=== PROVIDED DATA ===

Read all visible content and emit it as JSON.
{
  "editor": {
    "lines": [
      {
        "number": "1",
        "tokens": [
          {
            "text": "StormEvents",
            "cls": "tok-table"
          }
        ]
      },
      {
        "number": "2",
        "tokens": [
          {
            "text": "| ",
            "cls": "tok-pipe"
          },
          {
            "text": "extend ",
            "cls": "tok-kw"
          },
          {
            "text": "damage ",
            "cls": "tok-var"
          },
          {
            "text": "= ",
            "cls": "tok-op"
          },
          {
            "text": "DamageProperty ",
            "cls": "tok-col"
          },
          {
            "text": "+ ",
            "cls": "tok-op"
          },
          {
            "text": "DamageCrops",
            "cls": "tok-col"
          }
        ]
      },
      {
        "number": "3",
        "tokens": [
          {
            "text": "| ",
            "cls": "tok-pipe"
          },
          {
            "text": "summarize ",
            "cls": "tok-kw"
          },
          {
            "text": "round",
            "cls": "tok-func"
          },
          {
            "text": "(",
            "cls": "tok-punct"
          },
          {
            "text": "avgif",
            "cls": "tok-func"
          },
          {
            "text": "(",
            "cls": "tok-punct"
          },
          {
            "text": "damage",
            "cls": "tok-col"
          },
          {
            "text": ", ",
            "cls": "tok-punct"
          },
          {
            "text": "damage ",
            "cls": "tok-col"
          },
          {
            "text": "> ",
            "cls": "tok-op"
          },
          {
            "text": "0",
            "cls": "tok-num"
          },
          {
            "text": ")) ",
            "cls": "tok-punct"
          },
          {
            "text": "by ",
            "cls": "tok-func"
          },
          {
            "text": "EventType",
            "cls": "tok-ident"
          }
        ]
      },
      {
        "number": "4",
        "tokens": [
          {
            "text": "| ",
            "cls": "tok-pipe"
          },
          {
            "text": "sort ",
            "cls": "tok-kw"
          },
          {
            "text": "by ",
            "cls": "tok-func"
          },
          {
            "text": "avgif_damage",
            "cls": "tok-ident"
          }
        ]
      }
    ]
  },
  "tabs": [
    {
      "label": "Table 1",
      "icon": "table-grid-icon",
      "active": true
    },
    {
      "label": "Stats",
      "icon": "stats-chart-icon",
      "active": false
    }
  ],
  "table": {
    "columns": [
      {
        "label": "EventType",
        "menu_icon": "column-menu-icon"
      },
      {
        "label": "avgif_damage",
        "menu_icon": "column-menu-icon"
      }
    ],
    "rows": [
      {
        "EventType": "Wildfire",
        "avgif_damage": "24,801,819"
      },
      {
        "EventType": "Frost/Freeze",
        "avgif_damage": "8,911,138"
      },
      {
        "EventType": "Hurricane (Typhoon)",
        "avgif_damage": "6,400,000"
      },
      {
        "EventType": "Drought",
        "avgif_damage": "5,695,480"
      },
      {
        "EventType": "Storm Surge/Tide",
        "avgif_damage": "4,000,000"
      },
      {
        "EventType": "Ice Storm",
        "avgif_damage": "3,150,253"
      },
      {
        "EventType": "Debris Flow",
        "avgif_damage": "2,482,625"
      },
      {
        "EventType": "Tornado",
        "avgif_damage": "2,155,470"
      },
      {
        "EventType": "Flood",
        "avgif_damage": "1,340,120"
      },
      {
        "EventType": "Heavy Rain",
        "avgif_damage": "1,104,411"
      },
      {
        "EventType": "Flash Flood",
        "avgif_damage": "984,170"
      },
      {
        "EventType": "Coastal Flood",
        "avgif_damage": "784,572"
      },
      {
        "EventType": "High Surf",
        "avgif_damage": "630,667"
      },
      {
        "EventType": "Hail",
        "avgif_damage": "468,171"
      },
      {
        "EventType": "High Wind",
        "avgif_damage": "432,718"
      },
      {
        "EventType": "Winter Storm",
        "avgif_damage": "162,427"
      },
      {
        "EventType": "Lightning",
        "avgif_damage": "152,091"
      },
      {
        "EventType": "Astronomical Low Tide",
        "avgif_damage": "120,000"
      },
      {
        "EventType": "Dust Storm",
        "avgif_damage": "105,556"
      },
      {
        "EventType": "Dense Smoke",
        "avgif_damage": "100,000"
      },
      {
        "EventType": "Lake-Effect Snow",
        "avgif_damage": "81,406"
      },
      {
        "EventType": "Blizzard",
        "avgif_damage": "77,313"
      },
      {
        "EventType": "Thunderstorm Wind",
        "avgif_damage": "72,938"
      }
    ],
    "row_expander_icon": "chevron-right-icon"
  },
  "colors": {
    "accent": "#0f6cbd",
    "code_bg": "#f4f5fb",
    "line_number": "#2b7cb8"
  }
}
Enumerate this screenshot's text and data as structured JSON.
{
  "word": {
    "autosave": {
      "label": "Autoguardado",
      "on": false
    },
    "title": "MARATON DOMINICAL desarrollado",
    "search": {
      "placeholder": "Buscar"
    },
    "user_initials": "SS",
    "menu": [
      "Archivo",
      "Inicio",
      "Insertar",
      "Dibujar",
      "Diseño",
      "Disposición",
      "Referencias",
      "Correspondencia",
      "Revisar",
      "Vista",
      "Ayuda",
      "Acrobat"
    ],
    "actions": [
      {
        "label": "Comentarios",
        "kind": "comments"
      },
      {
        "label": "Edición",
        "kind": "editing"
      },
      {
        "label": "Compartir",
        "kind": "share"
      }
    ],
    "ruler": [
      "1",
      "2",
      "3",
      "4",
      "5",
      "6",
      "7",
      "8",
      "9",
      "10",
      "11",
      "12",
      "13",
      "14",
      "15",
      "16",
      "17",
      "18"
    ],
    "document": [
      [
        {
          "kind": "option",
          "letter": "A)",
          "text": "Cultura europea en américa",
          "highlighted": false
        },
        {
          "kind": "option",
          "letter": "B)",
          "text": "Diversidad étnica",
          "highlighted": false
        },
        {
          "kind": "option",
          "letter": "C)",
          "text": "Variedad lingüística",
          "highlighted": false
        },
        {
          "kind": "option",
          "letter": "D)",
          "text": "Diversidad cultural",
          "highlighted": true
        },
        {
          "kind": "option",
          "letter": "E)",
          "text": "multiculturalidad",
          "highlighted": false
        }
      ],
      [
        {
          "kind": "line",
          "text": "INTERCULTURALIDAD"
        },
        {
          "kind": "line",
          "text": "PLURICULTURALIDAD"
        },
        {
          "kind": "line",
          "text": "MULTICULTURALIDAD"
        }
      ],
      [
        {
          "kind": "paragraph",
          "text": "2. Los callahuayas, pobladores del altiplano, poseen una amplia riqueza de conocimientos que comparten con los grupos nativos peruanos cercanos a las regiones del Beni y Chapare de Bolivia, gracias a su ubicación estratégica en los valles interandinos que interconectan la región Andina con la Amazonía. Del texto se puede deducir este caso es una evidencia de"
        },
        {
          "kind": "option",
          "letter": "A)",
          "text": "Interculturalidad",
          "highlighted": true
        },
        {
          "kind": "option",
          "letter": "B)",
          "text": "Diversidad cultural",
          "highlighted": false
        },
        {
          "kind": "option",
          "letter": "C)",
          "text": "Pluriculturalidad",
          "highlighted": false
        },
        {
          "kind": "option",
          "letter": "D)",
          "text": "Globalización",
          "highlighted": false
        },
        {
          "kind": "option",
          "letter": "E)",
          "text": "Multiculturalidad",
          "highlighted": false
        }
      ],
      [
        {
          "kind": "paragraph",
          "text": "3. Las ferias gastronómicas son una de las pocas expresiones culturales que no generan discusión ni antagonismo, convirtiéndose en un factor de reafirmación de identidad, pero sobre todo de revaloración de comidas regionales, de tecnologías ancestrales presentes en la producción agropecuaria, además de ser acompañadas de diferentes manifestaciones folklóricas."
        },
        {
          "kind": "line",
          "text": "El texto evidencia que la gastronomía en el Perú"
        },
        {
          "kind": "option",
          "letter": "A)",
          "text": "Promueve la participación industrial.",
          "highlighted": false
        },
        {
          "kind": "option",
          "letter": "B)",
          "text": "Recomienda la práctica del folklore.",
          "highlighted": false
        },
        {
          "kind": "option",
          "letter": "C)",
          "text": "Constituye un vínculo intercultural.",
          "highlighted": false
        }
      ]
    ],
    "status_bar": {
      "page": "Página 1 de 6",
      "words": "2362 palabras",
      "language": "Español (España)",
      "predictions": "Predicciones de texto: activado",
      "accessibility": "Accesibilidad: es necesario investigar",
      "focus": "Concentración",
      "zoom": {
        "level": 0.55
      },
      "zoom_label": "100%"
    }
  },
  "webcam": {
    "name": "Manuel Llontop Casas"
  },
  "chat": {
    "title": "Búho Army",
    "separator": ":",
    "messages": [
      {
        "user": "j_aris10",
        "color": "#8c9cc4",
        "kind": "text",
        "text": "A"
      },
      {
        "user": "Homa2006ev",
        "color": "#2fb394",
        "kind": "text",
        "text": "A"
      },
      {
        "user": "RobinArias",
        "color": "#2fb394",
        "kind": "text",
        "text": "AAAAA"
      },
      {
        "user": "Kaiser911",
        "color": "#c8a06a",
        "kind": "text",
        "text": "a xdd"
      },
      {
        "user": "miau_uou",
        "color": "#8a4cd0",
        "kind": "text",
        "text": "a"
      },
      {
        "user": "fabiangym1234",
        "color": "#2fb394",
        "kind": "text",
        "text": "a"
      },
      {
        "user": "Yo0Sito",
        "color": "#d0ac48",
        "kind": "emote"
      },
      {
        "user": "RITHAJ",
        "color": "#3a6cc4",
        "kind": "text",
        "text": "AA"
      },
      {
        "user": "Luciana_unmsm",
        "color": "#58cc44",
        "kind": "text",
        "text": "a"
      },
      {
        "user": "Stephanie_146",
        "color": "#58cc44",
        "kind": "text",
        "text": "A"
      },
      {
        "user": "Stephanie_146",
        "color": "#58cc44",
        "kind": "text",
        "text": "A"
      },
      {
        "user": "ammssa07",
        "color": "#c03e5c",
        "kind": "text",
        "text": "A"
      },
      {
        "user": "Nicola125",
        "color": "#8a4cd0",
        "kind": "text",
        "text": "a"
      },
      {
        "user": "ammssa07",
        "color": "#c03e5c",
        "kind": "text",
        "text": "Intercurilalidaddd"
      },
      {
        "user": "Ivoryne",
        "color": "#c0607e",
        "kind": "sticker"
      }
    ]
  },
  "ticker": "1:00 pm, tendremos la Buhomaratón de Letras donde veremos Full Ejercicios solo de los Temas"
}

===

[PROBLEM]
Pull every line containing "title" from the data.

[SOLUTION TO THIS PROBLEM]
    "title": "MARATON DOMINICAL desarrollado",
    "title": "Búho Army",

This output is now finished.